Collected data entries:
%%
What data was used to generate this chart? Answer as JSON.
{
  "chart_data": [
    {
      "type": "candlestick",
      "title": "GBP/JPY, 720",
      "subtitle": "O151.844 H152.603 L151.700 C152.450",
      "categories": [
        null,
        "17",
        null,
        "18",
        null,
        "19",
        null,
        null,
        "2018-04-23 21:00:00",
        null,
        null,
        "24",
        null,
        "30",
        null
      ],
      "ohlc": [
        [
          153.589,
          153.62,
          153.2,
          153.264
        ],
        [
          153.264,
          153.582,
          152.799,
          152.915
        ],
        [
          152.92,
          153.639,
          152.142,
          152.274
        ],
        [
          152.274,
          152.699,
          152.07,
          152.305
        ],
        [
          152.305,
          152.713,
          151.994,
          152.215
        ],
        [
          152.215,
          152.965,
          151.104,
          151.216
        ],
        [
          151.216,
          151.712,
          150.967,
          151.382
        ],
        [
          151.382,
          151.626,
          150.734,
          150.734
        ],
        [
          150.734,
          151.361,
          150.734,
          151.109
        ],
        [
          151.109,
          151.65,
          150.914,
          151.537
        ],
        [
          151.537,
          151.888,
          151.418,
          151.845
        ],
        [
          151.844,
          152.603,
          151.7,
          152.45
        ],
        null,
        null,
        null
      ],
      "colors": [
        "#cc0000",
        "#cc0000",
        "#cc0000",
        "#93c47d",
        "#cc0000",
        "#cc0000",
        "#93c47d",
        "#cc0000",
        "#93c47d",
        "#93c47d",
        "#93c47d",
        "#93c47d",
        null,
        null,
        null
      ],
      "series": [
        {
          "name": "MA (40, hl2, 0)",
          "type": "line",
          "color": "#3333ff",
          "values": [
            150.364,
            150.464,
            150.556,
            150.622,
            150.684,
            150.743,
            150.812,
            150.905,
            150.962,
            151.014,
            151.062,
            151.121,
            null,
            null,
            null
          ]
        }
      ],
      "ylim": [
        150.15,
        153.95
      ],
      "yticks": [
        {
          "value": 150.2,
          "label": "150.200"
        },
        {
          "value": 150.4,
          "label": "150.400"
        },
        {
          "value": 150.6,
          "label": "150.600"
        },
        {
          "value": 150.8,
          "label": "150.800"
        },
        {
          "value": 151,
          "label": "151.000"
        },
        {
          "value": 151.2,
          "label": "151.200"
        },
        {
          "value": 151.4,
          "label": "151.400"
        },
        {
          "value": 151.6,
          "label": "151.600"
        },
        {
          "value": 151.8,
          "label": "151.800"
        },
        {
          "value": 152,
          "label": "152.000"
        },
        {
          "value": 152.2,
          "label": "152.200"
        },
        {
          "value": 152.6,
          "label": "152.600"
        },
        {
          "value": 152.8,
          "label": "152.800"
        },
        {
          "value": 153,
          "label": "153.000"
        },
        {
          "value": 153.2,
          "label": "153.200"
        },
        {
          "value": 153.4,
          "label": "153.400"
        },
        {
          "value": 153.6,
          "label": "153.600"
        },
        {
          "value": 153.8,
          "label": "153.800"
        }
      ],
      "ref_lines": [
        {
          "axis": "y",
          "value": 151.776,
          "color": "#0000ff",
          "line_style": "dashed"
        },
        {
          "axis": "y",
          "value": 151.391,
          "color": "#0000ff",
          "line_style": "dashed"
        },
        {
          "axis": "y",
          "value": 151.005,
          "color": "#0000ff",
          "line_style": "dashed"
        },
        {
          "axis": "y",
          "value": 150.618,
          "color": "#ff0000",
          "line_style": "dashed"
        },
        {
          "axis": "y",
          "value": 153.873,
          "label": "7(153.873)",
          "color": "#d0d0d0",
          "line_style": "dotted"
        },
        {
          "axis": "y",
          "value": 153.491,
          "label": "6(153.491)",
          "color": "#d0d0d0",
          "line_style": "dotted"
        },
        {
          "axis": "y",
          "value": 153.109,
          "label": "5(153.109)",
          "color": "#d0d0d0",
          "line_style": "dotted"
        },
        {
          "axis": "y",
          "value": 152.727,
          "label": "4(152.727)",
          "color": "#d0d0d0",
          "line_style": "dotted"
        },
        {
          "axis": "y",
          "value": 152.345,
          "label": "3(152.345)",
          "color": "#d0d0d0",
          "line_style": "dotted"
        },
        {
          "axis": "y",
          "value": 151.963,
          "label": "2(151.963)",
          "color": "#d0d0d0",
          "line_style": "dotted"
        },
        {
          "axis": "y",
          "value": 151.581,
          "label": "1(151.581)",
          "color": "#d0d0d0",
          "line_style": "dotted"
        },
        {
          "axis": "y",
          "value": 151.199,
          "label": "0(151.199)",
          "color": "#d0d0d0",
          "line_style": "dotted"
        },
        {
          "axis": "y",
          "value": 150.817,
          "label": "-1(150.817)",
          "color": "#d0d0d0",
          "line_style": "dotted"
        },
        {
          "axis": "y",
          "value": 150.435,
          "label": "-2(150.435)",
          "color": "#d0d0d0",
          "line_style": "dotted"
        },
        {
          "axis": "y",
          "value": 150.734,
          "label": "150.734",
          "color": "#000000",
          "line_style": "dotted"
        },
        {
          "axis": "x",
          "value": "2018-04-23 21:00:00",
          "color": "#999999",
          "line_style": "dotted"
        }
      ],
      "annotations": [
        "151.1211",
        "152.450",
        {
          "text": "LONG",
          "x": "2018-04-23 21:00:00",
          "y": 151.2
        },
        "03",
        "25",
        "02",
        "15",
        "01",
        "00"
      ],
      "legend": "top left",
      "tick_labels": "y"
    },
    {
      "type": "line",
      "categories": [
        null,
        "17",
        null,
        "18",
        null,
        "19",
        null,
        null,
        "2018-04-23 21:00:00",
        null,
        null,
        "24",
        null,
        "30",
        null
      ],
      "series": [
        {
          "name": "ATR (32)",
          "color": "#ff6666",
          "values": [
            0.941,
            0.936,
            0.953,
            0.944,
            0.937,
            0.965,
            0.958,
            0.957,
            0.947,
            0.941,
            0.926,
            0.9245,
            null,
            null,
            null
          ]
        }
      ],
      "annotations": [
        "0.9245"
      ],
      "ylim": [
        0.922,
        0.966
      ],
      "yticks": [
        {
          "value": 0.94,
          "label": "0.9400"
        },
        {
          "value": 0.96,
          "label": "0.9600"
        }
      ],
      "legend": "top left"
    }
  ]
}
%%
### Exercise goal
Every line above should be retyped exactly as given.

### Solution to the problem
What data was used to generate this chart? Answer as JSON.
{
  "chart_data": [
    {
      "type": "candlestick",
      "title": "GBP/JPY, 720",
      "subtitle": "O151.844 H152.603 L151.700 C152.450",
      "categories": [
        null,
        "17",
        null,
        "18",
        null,
        "19",
        null,
        null,
        "2018-04-23 21:00:00",
        null,
        null,
        "24",
        null,
        "30",
        null
      ],
      "ohlc": [
        [
          153.589,
          153.62,
          153.2,
          153.264
        ],
        [
          153.264,
          153.582,
          152.799,
          152.915
        ],
        [
          152.92,
          153.639,
          152.142,
          152.274
        ],
        [
          152.274,
          152.699,
          152.07,
          152.305
        ],
        [
          152.305,
          152.713,
          151.994,
          152.215
        ],
        [
          152.215,
          152.965,
          151.104,
          151.216
        ],
        [
          151.216,
          151.712,
          150.967,
          151.382
        ],
        [
          151.382,
          151.626,
          150.734,
          150.734
        ],
        [
          150.734,
          151.361,
          150.734,
          151.109
        ],
        [
          151.109,
          151.65,
          150.914,
          151.537
        ],
        [
          151.537,
          151.888,
          151.418,
          151.845
        ],
        [
          151.844,
          152.603,
          151.7,
          152.45
        ],
        null,
        null,
        null
      ],
      "colors": [
        "#cc0000",
        "#cc0000",
        "#cc0000",
        "#93c47d",
        "#cc0000",
        "#cc0000",
        "#93c47d",
        "#cc0000",
        "#93c47d",
        "#93c47d",
        "#93c47d",
        "#93c47d",
        null,
        null,
        null
      ],
      "series": [
        {
          "name": "MA (40, hl2, 0)",
          "type": "line",
          "color": "#3333ff",
          "values": [
            150.364,
            150.464,
            150.556,
            150.622,
            150.684,
            150.743,
            150.812,
            150.905,
            150.962,
            151.014,
            151.062,
            151.121,
            null,
            null,
            null
          ]
        }
      ],
      "ylim": [
        150.15,
        153.95
      ],
      "yticks": [
        {
          "value": 150.2,
          "label": "150.200"
        },
        {
          "value": 150.4,
          "label": "150.400"
        },
        {
          "value": 150.6,
          "label": "150.600"
        },
        {
          "value": 150.8,
          "label": "150.800"
        },
        {
          "value": 151,
          "label": "151.000"
        },
        {
          "value": 151.2,
          "label": "151.200"
        },
        {
          "value": 151.4,
          "label": "151.400"
        },
        {
          "value": 151.6,
          "label": "151.600"
        },
        {
          "value": 151.8,
          "label": "151.800"
        },
        {
          "value": 152,
          "label": "152.000"
        },
        {
          "value": 152.2,
          "label": "152.200"
        },
        {
          "value": 152.6,
          "label": "152.600"
        },
        {
          "value": 152.8,
          "label": "152.800"
        },
        {
          "value": 153,
          "label": "153.000"
        },
        {
          "value": 153.2,
          "label": "153.200"
        },
        {
          "value": 153.4,
          "label": "153.400"
        },
        {
          "value": 153.6,
          "label": "153.600"
        },
        {
          "value": 153.8,
          "label": "153.800"
        }
      ],
      "ref_lines": [
        {
          "axis": "y",
          "value": 151.776,
          "color": "#0000ff",
          "line_style": "dashed"
        },
        {
          "axis": "y",
          "value": 151.391,
          "color": "#0000ff",
          "line_style": "dashed"
        },
        {
          "axis": "y",
          "value": 151.005,
          "color": "#0000ff",
          "line_style": "dashed"
        },
        {
          "axis": "y",
          "value": 150.618,
          "color": "#ff0000",
          "line_style": "dashed"
        },
        {
          "axis": "y",
          "value": 153.873,
          "label": "7(153.873)",
          "color": "#d0d0d0",
          "line_style": "dotted"
        },
        {
          "axis": "y",
          "value": 153.491,
          "label": "6(153.491)",
          "color": "#d0d0d0",
          "line_style": "dotted"
        },
        {
          "axis": "y",
          "value": 153.109,
          "label": "5(153.109)",
          "color": "#d0d0d0",
          "line_style": "dotted"
        },
        {
          "axis": "y",
          "value": 152.727,
          "label": "4(152.727)",
          "color": "#d0d0d0",
          "line_style": "dotted"
        },
        {
          "axis": "y",
          "value": 152.345,
          "label": "3(152.345)",
          "color": "#d0d0d0",
          "line_style": "dotted"
        },
        {
          "axis": "y",
          "value": 151.963,
          "label": "2(151.963)",
          "color": "#d0d0d0",
          "line_style": "dotted"
        },
        {
          "axis": "y",
          "value": 151.581,
          "label": "1(151.581)",
          "color": "#d0d0d0",
          "line_style": "dotted"
        },
        {
          "axis": "y",
          "value": 151.199,
          "label": "0(151.199)",
          "color": "#d0d0d0",
          "line_style": "dotted"
        },
        {
          "axis": "y",
          "value": 150.817,
          "label": "-1(150.817)",
          "color": "#d0d0d0",
          "line_style": "dotted"
        },
        {
          "axis": "y",
          "value": 150.435,
          "label": "-2(150.435)",
          "color": "#d0d0d0",
          "line_style": "dotted"
        },
        {
          "axis": "y",
          "value": 150.734,
          "label": "150.734",
          "color": "#000000",
          "line_style": "dotted"
        },
        {
          "axis": "x",
          "value": "2018-04-23 21:00:00",
          "color": "#999999",
          "line_style": "dotted"
        }
      ],
      "annotations": [
        "151.1211",
        "152.450",
        {
          "text": "LONG",
          "x": "2018-04-23 21:00:00",
          "y": 151.2
        },
        "03",
        "25",
        "02",
        "15",
        "01",
        "00"
      ],
      "legend": "top left",
      "tick_labels": "y"
    },
    {
      "type": "line",
      "categories": [
        null,
        "17",
        null,
        "18",
        null,
        "19",
        null,
        null,
        "2018-04-23 21:00:00",
        null,
        null,
        "24",
        null,
        "30",
        null
      ],
      "series": [
        {
          "name": "ATR (32)",
          "color": "#ff6666",
          "values": [
            0.941,
            0.936,
            0.953,
            0.944,
            0.937,
            0.965,
            0.958,
            0.957,
            0.947,
            0.941,
            0.926,
            0.9245,
            null,
            null,
            null
          ]
        }
      ],
      "annotations": [
        "0.9245"
      ],
      "ylim": [
        0.922,
        0.966
      ],
      "yticks": [
        {
          "value": 0.94,
          "label": "0.9400"
        },
        {
          "value": 0.96,
          "label": "0.9600"
        }
      ],
      "legend": "top left"
    }
  ]
}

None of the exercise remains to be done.